=== ITEMS ===
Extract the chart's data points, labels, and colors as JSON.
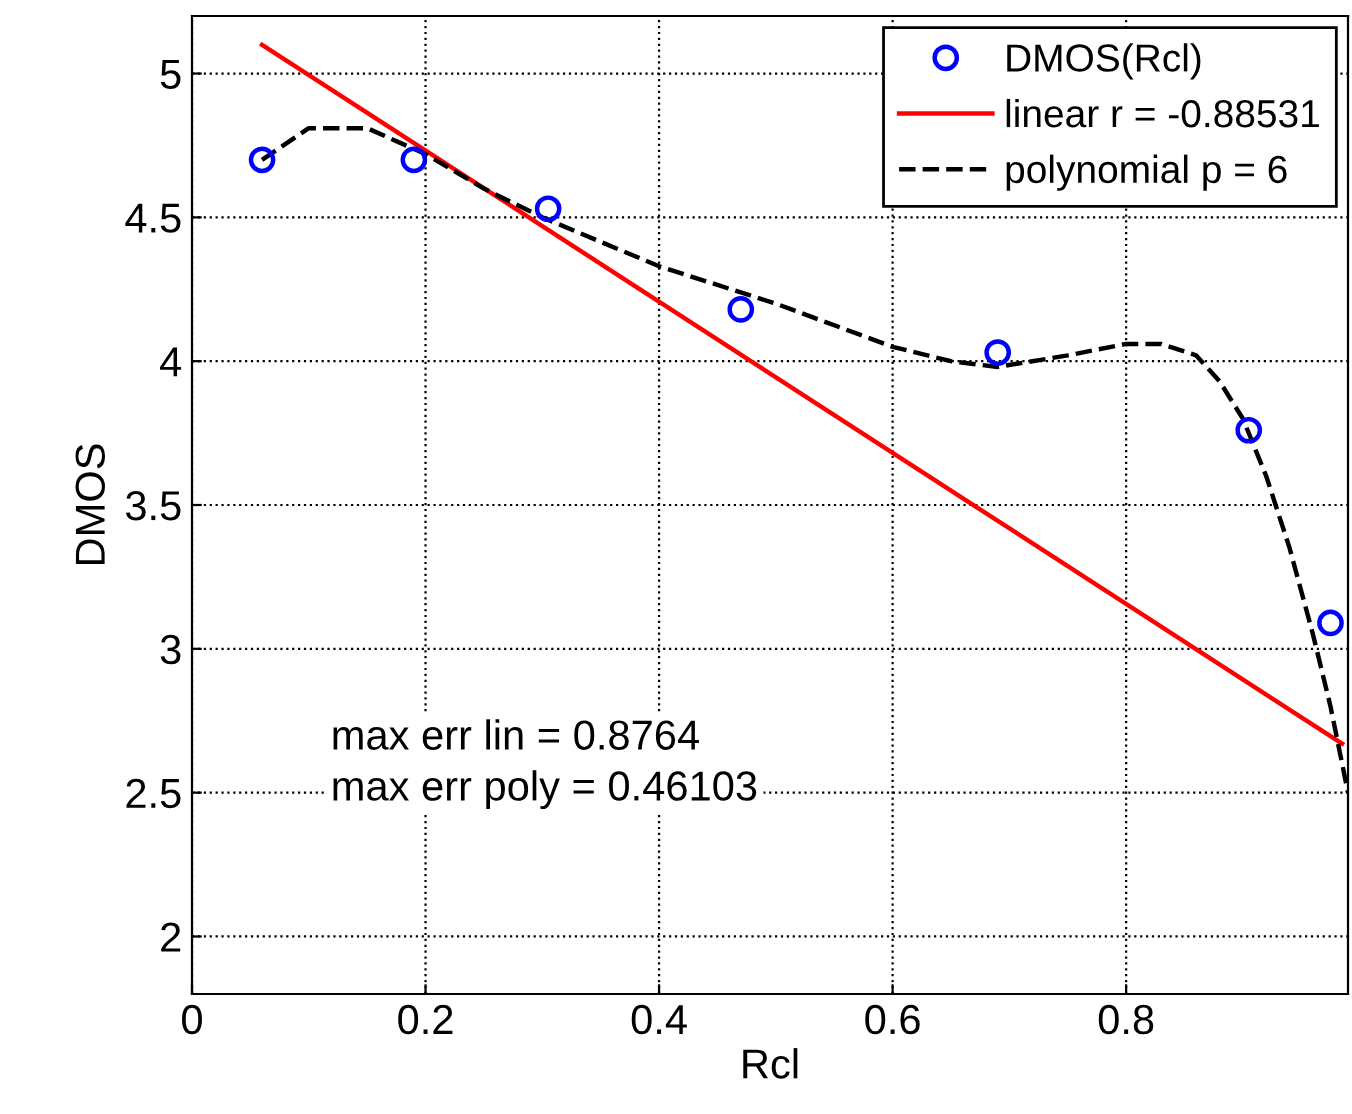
{
  "chart_data": {
    "type": "scatter",
    "xlabel": "Rcl",
    "ylabel": "DMOS",
    "xlim": [
      0,
      0.99
    ],
    "ylim": [
      1.8,
      5.2
    ],
    "xticks": [
      0,
      0.2,
      0.4,
      0.6,
      0.8
    ],
    "yticks": [
      2,
      2.5,
      3,
      3.5,
      4,
      4.5,
      5
    ],
    "grid": true,
    "legend": "top right",
    "series": [
      {
        "name": "DMOS(Rcl)",
        "color": "#0000ff",
        "marker": "circle",
        "x": [
          0.06,
          0.19,
          0.305,
          0.47,
          0.69,
          0.905,
          0.975
        ],
        "values": [
          4.7,
          4.7,
          4.53,
          4.18,
          4.03,
          3.76,
          3.09
        ]
      },
      {
        "name": "linear r = -0.88531",
        "type": "line",
        "color": "#ff0000",
        "line_style": "solid",
        "marker": "none",
        "x": [
          0.06,
          0.985
        ],
        "values": [
          5.1,
          2.67
        ]
      },
      {
        "name": "polynomial p = 6",
        "type": "line",
        "color": "#000000",
        "line_style": "dashed",
        "marker": "none",
        "x": [
          0.06,
          0.1,
          0.15,
          0.2,
          0.25,
          0.3,
          0.4,
          0.5,
          0.6,
          0.65,
          0.69,
          0.75,
          0.8,
          0.83,
          0.86,
          0.88,
          0.9,
          0.92,
          0.94,
          0.96,
          0.975,
          0.99
        ],
        "values": [
          4.7,
          4.81,
          4.81,
          4.72,
          4.6,
          4.5,
          4.33,
          4.2,
          4.05,
          4.0,
          3.98,
          4.02,
          4.06,
          4.06,
          4.02,
          3.93,
          3.8,
          3.6,
          3.35,
          3.05,
          2.8,
          2.5
        ]
      }
    ],
    "annotations": [
      "max err lin = 0.8764\nmax err poly = 0.46103"
    ]
  }
}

=== WHAT TO WORK ON ===
Apart from the pictures, the entries above are to be repeated in full and exactly.

=== THE RESPONSE ===
Extract the chart's data points, labels, and colors as JSON.
{
  "chart_data": {
    "type": "scatter",
    "xlabel": "Rcl",
    "ylabel": "DMOS",
    "xlim": [
      0,
      0.99
    ],
    "ylim": [
      1.8,
      5.2
    ],
    "xticks": [
      0,
      0.2,
      0.4,
      0.6,
      0.8
    ],
    "yticks": [
      2,
      2.5,
      3,
      3.5,
      4,
      4.5,
      5
    ],
    "grid": true,
    "legend": "top right",
    "series": [
      {
        "name": "DMOS(Rcl)",
        "color": "#0000ff",
        "marker": "circle",
        "x": [
          0.06,
          0.19,
          0.305,
          0.47,
          0.69,
          0.905,
          0.975
        ],
        "values": [
          4.7,
          4.7,
          4.53,
          4.18,
          4.03,
          3.76,
          3.09
        ]
      },
      {
        "name": "linear r = -0.88531",
        "type": "line",
        "color": "#ff0000",
        "line_style": "solid",
        "marker": "none",
        "x": [
          0.06,
          0.985
        ],
        "values": [
          5.1,
          2.67
        ]
      },
      {
        "name": "polynomial p = 6",
        "type": "line",
        "color": "#000000",
        "line_style": "dashed",
        "marker": "none",
        "x": [
          0.06,
          0.1,
          0.15,
          0.2,
          0.25,
          0.3,
          0.4,
          0.5,
          0.6,
          0.65,
          0.69,
          0.75,
          0.8,
          0.83,
          0.86,
          0.88,
          0.9,
          0.92,
          0.94,
          0.96,
          0.975,
          0.99
        ],
        "values": [
          4.7,
          4.81,
          4.81,
          4.72,
          4.6,
          4.5,
          4.33,
          4.2,
          4.05,
          4.0,
          3.98,
          4.02,
          4.06,
          4.06,
          4.02,
          3.93,
          3.8,
          3.6,
          3.35,
          3.05,
          2.8,
          2.5
        ]
      }
    ],
    "annotations": [
      "max err lin = 0.8764\nmax err poly = 0.46103"
    ]
  }
}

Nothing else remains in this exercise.